### Given exercise
State the number of lines below in which the word "Mont" appears. Nothing else belongs in the answer.

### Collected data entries
::::::

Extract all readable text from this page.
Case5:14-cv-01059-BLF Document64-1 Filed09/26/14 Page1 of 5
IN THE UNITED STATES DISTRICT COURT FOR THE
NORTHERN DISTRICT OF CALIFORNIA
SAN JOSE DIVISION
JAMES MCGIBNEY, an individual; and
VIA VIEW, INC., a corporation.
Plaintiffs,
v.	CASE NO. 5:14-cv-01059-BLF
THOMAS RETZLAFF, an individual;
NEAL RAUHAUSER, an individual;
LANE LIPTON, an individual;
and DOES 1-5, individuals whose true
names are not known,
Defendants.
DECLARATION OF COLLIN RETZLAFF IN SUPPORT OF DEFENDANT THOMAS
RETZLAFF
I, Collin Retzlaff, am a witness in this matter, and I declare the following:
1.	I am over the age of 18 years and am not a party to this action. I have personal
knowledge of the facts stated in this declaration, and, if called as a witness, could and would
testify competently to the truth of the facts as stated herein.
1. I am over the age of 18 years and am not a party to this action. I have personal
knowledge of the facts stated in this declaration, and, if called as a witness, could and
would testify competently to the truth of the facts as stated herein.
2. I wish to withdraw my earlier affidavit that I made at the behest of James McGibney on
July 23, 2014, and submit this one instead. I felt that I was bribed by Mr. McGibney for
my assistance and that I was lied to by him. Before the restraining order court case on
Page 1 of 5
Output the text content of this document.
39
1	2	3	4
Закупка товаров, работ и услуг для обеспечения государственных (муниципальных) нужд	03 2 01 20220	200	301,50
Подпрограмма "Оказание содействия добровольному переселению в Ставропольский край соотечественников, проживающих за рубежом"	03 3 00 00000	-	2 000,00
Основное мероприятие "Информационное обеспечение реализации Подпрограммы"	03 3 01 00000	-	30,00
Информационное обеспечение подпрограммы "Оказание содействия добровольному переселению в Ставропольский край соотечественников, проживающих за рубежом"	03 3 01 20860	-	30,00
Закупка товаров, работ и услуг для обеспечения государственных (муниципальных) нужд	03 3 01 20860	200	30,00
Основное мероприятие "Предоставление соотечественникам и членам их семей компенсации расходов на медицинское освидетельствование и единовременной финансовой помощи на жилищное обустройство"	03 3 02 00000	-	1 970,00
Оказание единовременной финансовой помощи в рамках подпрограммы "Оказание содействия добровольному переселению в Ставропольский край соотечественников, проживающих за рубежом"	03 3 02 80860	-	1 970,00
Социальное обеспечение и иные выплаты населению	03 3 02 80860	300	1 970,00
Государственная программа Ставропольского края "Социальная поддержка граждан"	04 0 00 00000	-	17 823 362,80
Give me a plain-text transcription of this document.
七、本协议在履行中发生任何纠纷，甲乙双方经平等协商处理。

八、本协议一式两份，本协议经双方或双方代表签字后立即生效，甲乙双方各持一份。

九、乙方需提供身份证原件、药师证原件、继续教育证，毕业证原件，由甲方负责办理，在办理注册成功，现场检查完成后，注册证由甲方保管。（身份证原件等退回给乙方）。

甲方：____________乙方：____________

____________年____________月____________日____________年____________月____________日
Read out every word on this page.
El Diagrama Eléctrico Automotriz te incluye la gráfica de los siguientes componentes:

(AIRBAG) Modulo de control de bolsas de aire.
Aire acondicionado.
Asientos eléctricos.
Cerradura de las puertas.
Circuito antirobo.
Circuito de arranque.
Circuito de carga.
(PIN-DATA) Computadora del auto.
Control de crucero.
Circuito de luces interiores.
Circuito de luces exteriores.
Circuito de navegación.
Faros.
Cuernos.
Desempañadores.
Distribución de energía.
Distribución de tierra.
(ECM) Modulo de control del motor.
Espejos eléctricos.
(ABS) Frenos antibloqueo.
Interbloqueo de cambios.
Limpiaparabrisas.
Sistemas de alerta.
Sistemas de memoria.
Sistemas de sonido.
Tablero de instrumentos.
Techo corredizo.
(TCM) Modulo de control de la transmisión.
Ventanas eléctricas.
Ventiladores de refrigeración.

::::::

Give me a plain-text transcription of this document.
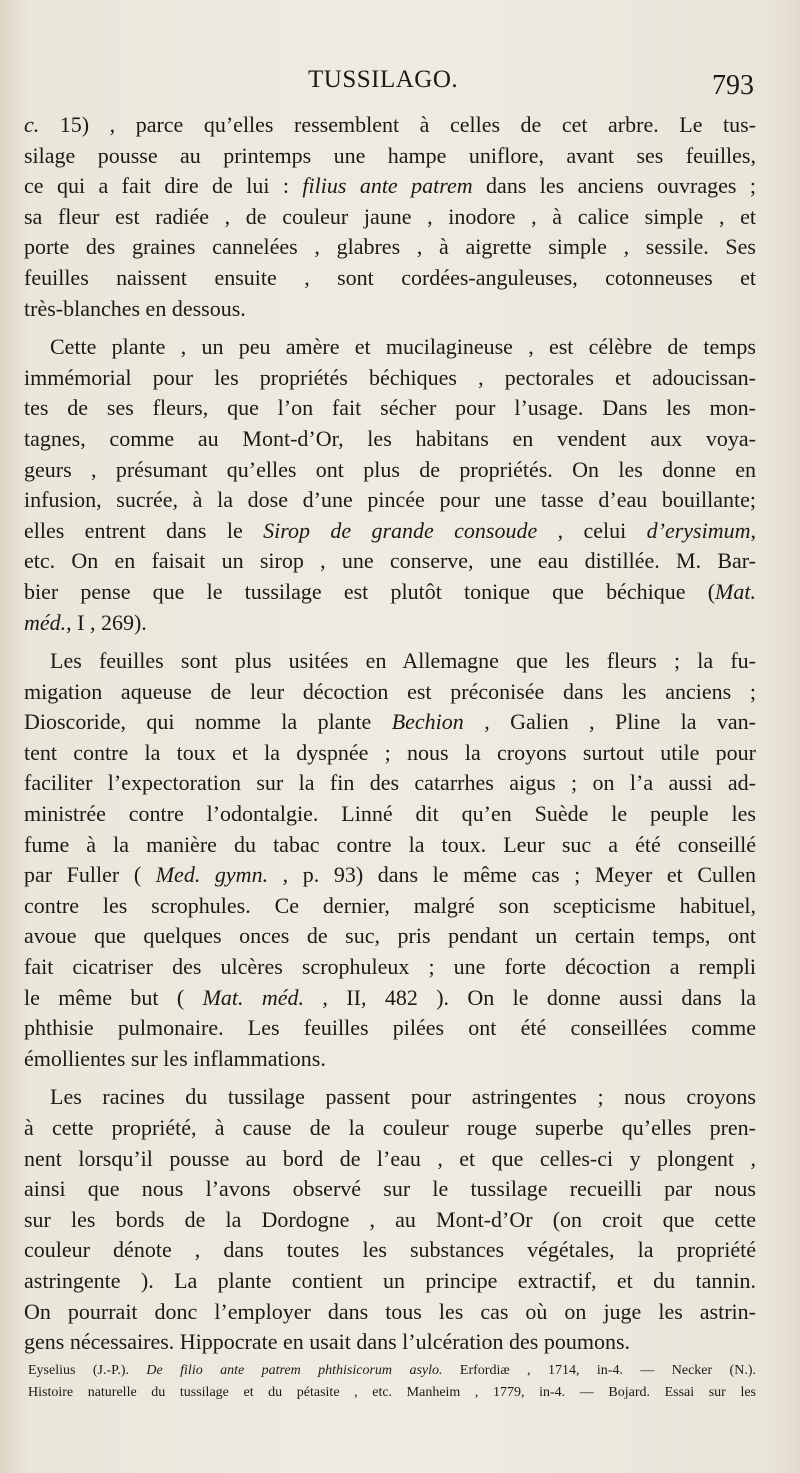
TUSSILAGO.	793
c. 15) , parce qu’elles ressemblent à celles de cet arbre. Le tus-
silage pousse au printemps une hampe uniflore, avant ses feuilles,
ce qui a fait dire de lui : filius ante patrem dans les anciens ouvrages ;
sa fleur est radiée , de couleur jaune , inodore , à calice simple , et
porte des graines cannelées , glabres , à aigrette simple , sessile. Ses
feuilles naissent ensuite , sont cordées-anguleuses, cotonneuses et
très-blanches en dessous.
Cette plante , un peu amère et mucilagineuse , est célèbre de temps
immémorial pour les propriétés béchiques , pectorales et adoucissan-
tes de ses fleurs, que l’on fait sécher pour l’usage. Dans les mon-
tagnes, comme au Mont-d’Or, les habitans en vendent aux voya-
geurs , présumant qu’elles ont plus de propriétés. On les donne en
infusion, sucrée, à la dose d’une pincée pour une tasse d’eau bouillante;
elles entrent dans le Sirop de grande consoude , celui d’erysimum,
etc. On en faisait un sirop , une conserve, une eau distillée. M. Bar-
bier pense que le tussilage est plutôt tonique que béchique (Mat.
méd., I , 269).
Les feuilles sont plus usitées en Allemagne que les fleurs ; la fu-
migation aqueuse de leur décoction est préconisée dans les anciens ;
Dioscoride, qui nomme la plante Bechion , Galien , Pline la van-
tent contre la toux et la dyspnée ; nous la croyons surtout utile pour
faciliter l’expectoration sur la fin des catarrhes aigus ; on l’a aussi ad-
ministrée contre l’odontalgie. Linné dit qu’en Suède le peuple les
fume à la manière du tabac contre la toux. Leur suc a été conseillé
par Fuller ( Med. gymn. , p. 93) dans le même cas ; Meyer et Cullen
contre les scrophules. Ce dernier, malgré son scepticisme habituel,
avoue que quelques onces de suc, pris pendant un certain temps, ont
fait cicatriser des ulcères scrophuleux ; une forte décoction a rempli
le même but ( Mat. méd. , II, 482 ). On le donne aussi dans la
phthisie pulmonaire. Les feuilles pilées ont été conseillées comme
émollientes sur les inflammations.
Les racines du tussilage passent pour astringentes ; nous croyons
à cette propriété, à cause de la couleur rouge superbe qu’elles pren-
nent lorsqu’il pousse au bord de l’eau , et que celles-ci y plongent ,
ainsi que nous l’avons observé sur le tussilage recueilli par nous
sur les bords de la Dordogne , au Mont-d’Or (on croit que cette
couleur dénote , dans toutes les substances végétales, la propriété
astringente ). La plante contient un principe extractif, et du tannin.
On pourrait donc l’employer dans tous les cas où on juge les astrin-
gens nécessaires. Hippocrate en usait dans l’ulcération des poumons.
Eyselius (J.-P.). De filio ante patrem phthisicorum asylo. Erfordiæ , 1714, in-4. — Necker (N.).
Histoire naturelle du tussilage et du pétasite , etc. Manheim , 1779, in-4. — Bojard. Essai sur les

::::::

### Answer to this problem
2